» TASK INSTRUCTIONS:
Return the lines where the word "effective" occurs.

Start of MATERIALS PROVIDED

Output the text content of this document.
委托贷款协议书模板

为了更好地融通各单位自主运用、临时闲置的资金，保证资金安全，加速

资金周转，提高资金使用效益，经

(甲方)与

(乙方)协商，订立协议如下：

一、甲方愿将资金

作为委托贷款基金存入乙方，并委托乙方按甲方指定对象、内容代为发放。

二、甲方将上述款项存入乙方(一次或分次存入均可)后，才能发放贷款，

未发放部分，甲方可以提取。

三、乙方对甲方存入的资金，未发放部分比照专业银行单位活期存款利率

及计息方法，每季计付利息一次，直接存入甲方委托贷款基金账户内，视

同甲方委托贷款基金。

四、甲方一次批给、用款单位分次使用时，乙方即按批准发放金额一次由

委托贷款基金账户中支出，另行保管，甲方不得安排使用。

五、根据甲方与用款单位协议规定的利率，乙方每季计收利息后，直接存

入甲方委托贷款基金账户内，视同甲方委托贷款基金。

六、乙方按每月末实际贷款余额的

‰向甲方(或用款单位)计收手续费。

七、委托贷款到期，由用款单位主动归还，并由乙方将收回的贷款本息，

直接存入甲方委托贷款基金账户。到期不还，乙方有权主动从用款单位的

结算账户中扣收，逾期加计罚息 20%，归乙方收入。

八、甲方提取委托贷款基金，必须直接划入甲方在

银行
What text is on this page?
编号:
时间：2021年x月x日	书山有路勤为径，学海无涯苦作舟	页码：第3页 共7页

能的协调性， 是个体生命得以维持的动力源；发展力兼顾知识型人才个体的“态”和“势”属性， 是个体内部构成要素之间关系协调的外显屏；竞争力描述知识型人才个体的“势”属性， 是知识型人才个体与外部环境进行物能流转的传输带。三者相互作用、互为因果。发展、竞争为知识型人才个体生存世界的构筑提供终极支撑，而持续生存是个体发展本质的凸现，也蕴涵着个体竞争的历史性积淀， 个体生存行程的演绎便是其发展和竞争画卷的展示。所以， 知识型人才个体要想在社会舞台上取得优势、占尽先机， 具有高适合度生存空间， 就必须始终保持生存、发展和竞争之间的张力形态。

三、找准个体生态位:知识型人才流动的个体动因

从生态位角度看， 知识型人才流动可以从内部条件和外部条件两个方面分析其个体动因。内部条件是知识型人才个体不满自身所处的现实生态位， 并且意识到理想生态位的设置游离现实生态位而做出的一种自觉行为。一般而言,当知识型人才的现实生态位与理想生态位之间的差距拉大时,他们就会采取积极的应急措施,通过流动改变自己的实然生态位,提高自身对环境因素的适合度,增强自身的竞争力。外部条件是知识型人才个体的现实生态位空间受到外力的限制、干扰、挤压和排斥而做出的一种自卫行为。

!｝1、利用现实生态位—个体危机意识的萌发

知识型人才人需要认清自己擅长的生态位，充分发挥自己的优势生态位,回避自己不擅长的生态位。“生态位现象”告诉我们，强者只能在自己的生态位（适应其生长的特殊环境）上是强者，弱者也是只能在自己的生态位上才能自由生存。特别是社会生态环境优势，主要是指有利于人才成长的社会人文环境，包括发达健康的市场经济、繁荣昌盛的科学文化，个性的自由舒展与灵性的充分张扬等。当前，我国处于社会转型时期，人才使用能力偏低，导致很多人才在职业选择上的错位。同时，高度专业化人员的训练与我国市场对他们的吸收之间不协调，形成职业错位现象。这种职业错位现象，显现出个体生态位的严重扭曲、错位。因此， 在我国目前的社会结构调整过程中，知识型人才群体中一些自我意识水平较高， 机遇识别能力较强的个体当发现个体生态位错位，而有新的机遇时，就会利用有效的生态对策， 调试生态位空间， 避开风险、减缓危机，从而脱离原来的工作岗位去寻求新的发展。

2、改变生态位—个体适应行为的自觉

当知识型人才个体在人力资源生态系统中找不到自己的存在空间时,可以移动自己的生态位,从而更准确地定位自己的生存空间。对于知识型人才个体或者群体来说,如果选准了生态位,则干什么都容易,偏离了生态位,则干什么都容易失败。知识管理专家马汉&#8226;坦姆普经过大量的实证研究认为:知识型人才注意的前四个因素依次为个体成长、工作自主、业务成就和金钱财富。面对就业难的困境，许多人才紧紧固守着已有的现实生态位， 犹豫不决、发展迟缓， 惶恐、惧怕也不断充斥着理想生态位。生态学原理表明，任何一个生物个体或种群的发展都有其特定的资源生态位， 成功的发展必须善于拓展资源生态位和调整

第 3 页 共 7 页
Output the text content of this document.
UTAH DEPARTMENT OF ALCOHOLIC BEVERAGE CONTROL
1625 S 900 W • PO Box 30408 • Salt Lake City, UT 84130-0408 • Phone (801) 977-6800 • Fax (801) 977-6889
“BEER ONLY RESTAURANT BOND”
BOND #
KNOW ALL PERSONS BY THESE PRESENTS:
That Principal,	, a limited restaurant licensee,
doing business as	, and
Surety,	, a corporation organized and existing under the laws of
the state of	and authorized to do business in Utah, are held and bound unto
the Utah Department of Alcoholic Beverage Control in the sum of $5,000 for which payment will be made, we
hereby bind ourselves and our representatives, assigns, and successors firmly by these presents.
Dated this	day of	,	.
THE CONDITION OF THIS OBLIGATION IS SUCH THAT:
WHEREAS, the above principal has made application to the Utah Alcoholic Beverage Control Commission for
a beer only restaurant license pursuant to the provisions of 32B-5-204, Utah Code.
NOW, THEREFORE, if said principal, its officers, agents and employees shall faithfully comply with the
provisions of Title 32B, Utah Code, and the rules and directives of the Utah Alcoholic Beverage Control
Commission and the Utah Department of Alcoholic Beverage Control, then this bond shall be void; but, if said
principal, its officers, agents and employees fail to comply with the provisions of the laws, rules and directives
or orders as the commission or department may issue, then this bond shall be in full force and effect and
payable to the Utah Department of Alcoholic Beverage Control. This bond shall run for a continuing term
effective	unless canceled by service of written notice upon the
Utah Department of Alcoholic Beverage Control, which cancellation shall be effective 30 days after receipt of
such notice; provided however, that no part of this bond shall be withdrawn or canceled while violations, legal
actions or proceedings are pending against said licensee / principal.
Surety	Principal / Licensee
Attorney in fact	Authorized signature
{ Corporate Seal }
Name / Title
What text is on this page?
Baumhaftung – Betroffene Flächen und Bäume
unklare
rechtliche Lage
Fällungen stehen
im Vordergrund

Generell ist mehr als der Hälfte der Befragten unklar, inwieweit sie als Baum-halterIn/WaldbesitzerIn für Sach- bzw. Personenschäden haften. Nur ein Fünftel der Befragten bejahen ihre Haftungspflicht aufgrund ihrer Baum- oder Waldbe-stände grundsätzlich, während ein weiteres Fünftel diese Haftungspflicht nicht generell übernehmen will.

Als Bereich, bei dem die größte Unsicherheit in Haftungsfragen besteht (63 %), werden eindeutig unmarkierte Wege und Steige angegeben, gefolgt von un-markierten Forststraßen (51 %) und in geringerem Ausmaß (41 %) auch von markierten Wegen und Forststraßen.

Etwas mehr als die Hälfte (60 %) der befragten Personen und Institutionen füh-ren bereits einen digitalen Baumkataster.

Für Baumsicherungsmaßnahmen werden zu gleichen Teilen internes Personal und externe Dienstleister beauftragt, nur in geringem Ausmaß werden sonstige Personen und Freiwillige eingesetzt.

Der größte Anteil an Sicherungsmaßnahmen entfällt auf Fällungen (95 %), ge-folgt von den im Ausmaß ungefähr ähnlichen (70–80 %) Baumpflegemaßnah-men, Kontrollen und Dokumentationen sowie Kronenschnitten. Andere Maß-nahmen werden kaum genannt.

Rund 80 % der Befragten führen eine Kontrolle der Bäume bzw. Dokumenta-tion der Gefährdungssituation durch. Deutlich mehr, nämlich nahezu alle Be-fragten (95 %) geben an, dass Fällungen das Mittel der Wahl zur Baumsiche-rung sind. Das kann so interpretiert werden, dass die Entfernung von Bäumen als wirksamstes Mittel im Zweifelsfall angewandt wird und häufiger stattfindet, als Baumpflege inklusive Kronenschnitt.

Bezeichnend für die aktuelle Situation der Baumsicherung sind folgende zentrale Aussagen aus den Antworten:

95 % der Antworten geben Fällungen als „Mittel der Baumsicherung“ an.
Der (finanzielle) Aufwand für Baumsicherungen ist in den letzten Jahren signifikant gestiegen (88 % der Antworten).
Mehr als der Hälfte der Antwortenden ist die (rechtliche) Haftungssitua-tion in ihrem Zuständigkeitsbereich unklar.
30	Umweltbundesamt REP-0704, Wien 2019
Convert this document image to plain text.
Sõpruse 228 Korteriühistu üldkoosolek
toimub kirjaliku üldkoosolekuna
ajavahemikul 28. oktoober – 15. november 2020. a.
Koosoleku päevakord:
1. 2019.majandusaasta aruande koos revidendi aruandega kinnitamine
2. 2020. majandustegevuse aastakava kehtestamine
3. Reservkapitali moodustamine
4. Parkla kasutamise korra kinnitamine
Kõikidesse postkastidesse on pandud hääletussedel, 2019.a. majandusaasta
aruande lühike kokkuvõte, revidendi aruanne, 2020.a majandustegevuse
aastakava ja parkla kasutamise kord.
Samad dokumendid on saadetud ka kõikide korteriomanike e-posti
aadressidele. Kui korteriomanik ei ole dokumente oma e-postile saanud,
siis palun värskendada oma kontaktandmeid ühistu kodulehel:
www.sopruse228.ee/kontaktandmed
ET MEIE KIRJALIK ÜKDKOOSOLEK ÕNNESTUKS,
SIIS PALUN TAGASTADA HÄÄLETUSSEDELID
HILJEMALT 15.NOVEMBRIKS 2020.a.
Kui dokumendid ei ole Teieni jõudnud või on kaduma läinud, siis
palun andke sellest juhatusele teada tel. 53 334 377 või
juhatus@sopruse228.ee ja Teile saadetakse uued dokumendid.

End of MATERIALS PROVIDED

» OUTPUT FOR THIS TASK:
effective	unless canceled by service of written notice upon the
Utah Department of Alcoholic Beverage Control, which cancellation shall be effective 30 days after receipt of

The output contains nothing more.